● **Instruction**: Gather all lines in the records below that include the word "September".

-------- Material for the task --------

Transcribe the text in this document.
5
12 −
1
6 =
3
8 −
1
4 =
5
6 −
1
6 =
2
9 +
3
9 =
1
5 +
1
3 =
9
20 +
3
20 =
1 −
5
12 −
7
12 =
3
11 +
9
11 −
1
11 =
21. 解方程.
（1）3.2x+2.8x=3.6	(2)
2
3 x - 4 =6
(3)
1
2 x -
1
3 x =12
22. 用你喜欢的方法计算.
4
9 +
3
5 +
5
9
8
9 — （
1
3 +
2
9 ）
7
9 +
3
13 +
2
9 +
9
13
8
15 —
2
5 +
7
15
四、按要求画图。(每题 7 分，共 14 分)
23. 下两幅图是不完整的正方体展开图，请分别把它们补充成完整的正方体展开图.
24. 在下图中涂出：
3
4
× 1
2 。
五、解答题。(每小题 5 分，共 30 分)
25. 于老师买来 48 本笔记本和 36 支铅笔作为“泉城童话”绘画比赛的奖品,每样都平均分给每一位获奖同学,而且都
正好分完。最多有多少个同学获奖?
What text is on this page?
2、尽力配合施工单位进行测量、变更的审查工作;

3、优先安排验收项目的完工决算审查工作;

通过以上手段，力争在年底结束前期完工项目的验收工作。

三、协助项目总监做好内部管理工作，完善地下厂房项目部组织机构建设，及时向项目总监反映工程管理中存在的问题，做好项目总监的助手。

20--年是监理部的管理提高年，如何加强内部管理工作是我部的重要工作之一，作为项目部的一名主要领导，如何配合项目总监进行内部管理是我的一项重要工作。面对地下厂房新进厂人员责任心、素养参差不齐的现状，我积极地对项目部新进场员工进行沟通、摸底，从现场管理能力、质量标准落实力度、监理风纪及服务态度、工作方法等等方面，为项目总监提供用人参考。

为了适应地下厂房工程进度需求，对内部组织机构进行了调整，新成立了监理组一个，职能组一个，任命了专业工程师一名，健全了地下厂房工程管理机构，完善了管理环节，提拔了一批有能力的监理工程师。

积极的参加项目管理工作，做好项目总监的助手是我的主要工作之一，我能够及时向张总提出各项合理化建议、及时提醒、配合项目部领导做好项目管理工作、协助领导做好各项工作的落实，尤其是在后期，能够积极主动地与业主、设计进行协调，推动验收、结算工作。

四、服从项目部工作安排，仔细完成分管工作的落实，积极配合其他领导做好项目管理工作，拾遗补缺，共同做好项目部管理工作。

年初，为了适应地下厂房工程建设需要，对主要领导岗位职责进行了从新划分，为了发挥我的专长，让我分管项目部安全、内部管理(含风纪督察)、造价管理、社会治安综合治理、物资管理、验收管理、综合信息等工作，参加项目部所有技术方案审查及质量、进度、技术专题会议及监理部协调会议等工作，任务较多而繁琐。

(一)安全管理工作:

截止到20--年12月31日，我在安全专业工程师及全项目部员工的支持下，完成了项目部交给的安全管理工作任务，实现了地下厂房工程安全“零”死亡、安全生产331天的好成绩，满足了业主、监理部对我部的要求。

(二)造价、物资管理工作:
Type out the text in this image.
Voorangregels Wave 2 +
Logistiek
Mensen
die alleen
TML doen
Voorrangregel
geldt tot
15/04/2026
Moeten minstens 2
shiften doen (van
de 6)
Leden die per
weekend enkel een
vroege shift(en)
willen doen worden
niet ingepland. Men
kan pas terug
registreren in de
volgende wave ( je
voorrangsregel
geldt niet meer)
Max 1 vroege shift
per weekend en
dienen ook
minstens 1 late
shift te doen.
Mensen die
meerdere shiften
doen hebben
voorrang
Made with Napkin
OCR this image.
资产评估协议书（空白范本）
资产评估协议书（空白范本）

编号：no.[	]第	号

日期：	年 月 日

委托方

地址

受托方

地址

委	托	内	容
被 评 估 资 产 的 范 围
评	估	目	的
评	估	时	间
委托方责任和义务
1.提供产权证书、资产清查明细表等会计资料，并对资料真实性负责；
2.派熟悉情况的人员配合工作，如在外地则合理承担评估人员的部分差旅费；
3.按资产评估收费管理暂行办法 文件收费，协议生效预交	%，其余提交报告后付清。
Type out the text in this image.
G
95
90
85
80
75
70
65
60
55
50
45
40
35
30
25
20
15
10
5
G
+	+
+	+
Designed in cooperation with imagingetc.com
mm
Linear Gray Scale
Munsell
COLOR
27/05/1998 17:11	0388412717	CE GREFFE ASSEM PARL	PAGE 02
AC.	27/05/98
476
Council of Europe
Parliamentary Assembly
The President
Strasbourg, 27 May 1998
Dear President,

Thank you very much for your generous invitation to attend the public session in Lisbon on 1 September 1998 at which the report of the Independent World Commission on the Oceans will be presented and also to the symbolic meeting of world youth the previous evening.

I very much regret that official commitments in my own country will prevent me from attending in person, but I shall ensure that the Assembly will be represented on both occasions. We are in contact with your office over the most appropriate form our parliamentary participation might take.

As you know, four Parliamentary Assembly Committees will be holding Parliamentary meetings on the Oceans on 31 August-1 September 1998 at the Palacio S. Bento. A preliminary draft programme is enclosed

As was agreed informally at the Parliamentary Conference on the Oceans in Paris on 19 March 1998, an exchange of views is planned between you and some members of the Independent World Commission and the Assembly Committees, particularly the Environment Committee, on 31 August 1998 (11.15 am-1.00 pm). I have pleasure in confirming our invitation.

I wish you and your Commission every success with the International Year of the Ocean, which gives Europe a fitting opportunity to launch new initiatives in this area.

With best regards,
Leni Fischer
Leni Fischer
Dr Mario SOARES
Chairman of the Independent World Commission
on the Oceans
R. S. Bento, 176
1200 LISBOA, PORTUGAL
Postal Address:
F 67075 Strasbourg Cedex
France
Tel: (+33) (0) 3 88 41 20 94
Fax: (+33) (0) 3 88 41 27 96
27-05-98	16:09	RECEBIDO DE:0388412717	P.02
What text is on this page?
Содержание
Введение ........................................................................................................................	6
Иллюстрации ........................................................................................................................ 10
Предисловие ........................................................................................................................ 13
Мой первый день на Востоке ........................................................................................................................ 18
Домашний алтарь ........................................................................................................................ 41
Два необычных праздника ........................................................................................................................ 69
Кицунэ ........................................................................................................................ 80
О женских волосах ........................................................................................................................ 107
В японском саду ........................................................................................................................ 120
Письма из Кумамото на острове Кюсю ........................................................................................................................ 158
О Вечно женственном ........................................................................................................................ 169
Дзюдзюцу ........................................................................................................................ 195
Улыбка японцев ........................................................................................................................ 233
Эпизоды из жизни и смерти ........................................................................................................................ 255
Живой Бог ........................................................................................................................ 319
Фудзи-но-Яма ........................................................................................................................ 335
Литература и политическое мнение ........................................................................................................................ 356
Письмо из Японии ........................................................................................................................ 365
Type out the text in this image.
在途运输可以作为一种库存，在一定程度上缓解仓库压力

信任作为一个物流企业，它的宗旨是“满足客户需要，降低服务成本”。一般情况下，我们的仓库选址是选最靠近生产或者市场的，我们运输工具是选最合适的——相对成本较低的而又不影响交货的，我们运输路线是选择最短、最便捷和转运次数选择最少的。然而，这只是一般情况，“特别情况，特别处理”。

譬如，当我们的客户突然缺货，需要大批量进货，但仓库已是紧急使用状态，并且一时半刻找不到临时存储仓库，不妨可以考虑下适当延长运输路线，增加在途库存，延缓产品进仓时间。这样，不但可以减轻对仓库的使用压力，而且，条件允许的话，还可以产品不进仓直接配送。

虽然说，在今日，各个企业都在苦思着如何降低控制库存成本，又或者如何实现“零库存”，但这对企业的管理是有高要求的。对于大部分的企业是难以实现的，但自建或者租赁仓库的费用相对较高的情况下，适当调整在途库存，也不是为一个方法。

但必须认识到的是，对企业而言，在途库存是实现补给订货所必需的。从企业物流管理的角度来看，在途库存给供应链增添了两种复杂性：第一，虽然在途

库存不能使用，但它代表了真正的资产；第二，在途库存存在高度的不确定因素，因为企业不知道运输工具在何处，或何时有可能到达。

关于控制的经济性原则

--------

● **Finished exercise**:
Thank you very much for your generous invitation to attend the public session in Lisbon on 1 September 1998 at which the report of the Independent World Commission on the Oceans will be presented and also to the symbolic meeting of world youth the previous evening.
As you know, four Parliamentary Assembly Committees will be holding Parliamentary meetings on the Oceans on 31 August-1 September 1998 at the Palacio S. Bento. A preliminary draft programme is enclosed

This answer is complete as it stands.